SET EXERCISE – Print the whole listing exactly.

Lines of data:
'''
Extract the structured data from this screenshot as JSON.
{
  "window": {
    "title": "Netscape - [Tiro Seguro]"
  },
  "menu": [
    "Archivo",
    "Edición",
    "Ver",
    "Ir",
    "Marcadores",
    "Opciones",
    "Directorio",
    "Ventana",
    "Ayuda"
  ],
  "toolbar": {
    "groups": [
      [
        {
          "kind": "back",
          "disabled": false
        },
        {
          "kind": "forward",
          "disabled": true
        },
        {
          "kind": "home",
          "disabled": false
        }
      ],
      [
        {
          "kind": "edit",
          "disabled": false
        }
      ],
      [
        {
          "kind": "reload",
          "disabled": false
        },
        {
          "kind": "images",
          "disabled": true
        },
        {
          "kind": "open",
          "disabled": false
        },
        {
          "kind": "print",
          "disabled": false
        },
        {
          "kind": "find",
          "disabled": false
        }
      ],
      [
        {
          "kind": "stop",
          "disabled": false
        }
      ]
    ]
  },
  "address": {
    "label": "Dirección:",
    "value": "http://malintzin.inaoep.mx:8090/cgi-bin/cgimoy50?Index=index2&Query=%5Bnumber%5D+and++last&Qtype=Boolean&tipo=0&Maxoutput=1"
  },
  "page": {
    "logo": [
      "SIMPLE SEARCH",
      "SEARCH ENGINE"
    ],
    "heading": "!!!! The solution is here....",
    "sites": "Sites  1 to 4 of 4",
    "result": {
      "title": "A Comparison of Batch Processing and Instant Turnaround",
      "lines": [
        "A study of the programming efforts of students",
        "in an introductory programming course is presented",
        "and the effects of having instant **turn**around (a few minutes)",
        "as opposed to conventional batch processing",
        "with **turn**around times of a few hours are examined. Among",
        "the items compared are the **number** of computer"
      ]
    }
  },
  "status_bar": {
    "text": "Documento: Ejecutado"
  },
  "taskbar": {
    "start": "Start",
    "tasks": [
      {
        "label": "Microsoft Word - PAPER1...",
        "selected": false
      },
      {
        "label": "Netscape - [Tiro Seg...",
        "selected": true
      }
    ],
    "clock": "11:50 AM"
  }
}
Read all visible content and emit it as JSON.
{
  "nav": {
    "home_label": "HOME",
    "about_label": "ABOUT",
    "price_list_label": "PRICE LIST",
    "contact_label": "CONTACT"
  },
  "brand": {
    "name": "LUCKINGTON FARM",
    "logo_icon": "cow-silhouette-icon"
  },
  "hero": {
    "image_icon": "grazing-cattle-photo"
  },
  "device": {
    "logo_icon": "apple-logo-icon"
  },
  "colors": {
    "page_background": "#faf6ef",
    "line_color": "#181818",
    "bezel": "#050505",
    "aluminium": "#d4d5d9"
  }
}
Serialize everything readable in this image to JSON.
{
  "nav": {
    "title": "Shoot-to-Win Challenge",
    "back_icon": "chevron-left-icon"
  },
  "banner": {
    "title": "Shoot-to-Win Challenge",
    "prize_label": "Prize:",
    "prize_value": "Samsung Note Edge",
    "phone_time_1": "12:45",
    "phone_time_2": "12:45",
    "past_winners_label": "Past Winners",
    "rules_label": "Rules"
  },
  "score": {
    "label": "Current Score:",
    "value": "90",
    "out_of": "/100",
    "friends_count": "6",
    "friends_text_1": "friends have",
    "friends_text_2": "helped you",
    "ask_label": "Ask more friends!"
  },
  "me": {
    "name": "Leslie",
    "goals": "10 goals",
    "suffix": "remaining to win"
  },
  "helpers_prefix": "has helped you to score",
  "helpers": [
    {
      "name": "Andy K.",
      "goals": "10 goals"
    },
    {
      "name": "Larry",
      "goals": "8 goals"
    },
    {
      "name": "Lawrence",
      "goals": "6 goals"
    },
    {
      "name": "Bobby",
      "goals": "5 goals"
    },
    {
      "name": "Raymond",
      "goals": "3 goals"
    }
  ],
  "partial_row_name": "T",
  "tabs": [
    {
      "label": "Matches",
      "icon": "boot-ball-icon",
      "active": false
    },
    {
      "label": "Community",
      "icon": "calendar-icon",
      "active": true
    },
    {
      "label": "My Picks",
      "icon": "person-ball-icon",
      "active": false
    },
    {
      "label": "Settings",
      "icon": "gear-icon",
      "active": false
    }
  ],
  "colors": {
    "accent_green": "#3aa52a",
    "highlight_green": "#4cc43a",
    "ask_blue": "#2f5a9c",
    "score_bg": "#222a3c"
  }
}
'''
WRITTEN RESPONSE –
Extract the structured data from this screenshot as JSON.
{
  "window": {
    "title": "Netscape - [Tiro Seguro]"
  },
  "menu": [
    "Archivo",
    "Edición",
    "Ver",
    "Ir",
    "Marcadores",
    "Opciones",
    "Directorio",
    "Ventana",
    "Ayuda"
  ],
  "toolbar": {
    "groups": [
      [
        {
          "kind": "back",
          "disabled": false
        },
        {
          "kind": "forward",
          "disabled": true
        },
        {
          "kind": "home",
          "disabled": false
        }
      ],
      [
        {
          "kind": "edit",
          "disabled": false
        }
      ],
      [
        {
          "kind": "reload",
          "disabled": false
        },
        {
          "kind": "images",
          "disabled": true
        },
        {
          "kind": "open",
          "disabled": false
        },
        {
          "kind": "print",
          "disabled": false
        },
        {
          "kind": "find",
          "disabled": false
        }
      ],
      [
        {
          "kind": "stop",
          "disabled": false
        }
      ]
    ]
  },
  "address": {
    "label": "Dirección:",
    "value": "http://malintzin.inaoep.mx:8090/cgi-bin/cgimoy50?Index=index2&Query=%5Bnumber%5D+and++last&Qtype=Boolean&tipo=0&Maxoutput=1"
  },
  "page": {
    "logo": [
      "SIMPLE SEARCH",
      "SEARCH ENGINE"
    ],
    "heading": "!!!! The solution is here....",
    "sites": "Sites  1 to 4 of 4",
    "result": {
      "title": "A Comparison of Batch Processing and Instant Turnaround",
      "lines": [
        "A study of the programming efforts of students",
        "in an introductory programming course is presented",
        "and the effects of having instant **turn**around (a few minutes)",
        "as opposed to conventional batch processing",
        "with **turn**around times of a few hours are examined. Among",
        "the items compared are the **number** of computer"
      ]
    }
  },
  "status_bar": {
    "text": "Documento: Ejecutado"
  },
  "taskbar": {
    "start": "Start",
    "tasks": [
      {
        "label": "Microsoft Word - PAPER1...",
        "selected": false
      },
      {
        "label": "Netscape - [Tiro Seg...",
        "selected": true
      }
    ],
    "clock": "11:50 AM"
  }
}
Read all visible content and emit it as JSON.
{
  "nav": {
    "home_label": "HOME",
    "about_label": "ABOUT",
    "price_list_label": "PRICE LIST",
    "contact_label": "CONTACT"
  },
  "brand": {
    "name": "LUCKINGTON FARM",
    "logo_icon": "cow-silhouette-icon"
  },
  "hero": {
    "image_icon": "grazing-cattle-photo"
  },
  "device": {
    "logo_icon": "apple-logo-icon"
  },
  "colors": {
    "page_background": "#faf6ef",
    "line_color": "#181818",
    "bezel": "#050505",
    "aluminium": "#d4d5d9"
  }
}
Serialize everything readable in this image to JSON.
{
  "nav": {
    "title": "Shoot-to-Win Challenge",
    "back_icon": "chevron-left-icon"
  },
  "banner": {
    "title": "Shoot-to-Win Challenge",
    "prize_label": "Prize:",
    "prize_value": "Samsung Note Edge",
    "phone_time_1": "12:45",
    "phone_time_2": "12:45",
    "past_winners_label": "Past Winners",
    "rules_label": "Rules"
  },
  "score": {
    "label": "Current Score:",
    "value": "90",
    "out_of": "/100",
    "friends_count": "6",
    "friends_text_1": "friends have",
    "friends_text_2": "helped you",
    "ask_label": "Ask more friends!"
  },
  "me": {
    "name": "Leslie",
    "goals": "10 goals",
    "suffix": "remaining to win"
  },
  "helpers_prefix": "has helped you to score",
  "helpers": [
    {
      "name": "Andy K.",
      "goals": "10 goals"
    },
    {
      "name": "Larry",
      "goals": "8 goals"
    },
    {
      "name": "Lawrence",
      "goals": "6 goals"
    },
    {
      "name": "Bobby",
      "goals": "5 goals"
    },
    {
      "name": "Raymond",
      "goals": "3 goals"
    }
  ],
  "partial_row_name": "T",
  "tabs": [
    {
      "label": "Matches",
      "icon": "boot-ball-icon",
      "active": false
    },
    {
      "label": "Community",
      "icon": "calendar-icon",
      "active": true
    },
    {
      "label": "My Picks",
      "icon": "person-ball-icon",
      "active": false
    },
    {
      "label": "Settings",
      "icon": "gear-icon",
      "active": false
    }
  ],
  "colors": {
    "accent_green": "#3aa52a",
    "highlight_green": "#4cc43a",
    "ask_blue": "#2f5a9c",
    "score_bg": "#222a3c"
  }
}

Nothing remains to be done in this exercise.